## Task objective
Take the records underneath and set them down exactly.

(Entries taken from a collection)
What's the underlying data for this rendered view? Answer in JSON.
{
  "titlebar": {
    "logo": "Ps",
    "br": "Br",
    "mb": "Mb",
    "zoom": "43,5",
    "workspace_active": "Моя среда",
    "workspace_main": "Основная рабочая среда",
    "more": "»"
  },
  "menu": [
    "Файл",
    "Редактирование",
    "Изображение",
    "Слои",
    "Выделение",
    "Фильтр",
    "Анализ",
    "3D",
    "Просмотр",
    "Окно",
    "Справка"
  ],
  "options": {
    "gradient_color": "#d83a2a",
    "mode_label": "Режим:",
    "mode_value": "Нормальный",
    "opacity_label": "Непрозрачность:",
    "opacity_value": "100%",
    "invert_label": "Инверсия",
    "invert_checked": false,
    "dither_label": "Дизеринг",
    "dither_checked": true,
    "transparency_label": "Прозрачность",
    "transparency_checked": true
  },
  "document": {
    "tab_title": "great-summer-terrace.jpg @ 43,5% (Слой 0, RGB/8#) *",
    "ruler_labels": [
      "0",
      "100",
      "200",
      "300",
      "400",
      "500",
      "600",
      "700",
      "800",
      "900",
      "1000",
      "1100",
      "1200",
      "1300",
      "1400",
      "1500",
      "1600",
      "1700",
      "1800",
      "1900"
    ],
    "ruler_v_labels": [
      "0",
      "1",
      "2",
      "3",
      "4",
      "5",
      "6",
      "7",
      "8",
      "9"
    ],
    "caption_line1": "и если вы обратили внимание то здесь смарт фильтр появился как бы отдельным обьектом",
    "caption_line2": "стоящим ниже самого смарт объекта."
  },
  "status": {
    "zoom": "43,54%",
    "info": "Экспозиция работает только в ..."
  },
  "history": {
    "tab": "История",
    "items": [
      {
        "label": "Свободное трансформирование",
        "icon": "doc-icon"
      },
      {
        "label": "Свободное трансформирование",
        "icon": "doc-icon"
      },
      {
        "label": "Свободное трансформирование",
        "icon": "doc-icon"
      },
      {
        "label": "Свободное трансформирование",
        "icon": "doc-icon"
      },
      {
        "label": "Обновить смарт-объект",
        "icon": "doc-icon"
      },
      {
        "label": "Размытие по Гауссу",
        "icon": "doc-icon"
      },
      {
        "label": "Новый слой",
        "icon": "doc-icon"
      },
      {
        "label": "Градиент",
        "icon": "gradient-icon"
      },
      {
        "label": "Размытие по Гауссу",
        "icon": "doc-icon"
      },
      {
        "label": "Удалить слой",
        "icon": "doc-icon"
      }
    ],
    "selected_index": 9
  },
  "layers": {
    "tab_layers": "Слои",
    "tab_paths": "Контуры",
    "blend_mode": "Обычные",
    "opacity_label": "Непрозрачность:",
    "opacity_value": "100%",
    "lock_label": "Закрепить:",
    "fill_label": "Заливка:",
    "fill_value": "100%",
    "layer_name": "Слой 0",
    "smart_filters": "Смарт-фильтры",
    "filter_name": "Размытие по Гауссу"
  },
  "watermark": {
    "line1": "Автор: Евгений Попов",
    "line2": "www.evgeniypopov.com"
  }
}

## Output of the exercise
What's the underlying data for this rendered view? Answer in JSON.
{
  "titlebar": {
    "logo": "Ps",
    "br": "Br",
    "mb": "Mb",
    "zoom": "43,5",
    "workspace_active": "Моя среда",
    "workspace_main": "Основная рабочая среда",
    "more": "»"
  },
  "menu": [
    "Файл",
    "Редактирование",
    "Изображение",
    "Слои",
    "Выделение",
    "Фильтр",
    "Анализ",
    "3D",
    "Просмотр",
    "Окно",
    "Справка"
  ],
  "options": {
    "gradient_color": "#d83a2a",
    "mode_label": "Режим:",
    "mode_value": "Нормальный",
    "opacity_label": "Непрозрачность:",
    "opacity_value": "100%",
    "invert_label": "Инверсия",
    "invert_checked": false,
    "dither_label": "Дизеринг",
    "dither_checked": true,
    "transparency_label": "Прозрачность",
    "transparency_checked": true
  },
  "document": {
    "tab_title": "great-summer-terrace.jpg @ 43,5% (Слой 0, RGB/8#) *",
    "ruler_labels": [
      "0",
      "100",
      "200",
      "300",
      "400",
      "500",
      "600",
      "700",
      "800",
      "900",
      "1000",
      "1100",
      "1200",
      "1300",
      "1400",
      "1500",
      "1600",
      "1700",
      "1800",
      "1900"
    ],
    "ruler_v_labels": [
      "0",
      "1",
      "2",
      "3",
      "4",
      "5",
      "6",
      "7",
      "8",
      "9"
    ],
    "caption_line1": "и если вы обратили внимание то здесь смарт фильтр появился как бы отдельным обьектом",
    "caption_line2": "стоящим ниже самого смарт объекта."
  },
  "status": {
    "zoom": "43,54%",
    "info": "Экспозиция работает только в ..."
  },
  "history": {
    "tab": "История",
    "items": [
      {
        "label": "Свободное трансформирование",
        "icon": "doc-icon"
      },
      {
        "label": "Свободное трансформирование",
        "icon": "doc-icon"
      },
      {
        "label": "Свободное трансформирование",
        "icon": "doc-icon"
      },
      {
        "label": "Свободное трансформирование",
        "icon": "doc-icon"
      },
      {
        "label": "Обновить смарт-объект",
        "icon": "doc-icon"
      },
      {
        "label": "Размытие по Гауссу",
        "icon": "doc-icon"
      },
      {
        "label": "Новый слой",
        "icon": "doc-icon"
      },
      {
        "label": "Градиент",
        "icon": "gradient-icon"
      },
      {
        "label": "Размытие по Гауссу",
        "icon": "doc-icon"
      },
      {
        "label": "Удалить слой",
        "icon": "doc-icon"
      }
    ],
    "selected_index": 9
  },
  "layers": {
    "tab_layers": "Слои",
    "tab_paths": "Контуры",
    "blend_mode": "Обычные",
    "opacity_label": "Непрозрачность:",
    "opacity_value": "100%",
    "lock_label": "Закрепить:",
    "fill_label": "Заливка:",
    "fill_value": "100%",
    "layer_name": "Слой 0",
    "smart_filters": "Смарт-фильтры",
    "filter_name": "Размытие по Гауссу"
  },
  "watermark": {
    "line1": "Автор: Евгений Попов",
    "line2": "www.evgeniypopov.com"
  }
}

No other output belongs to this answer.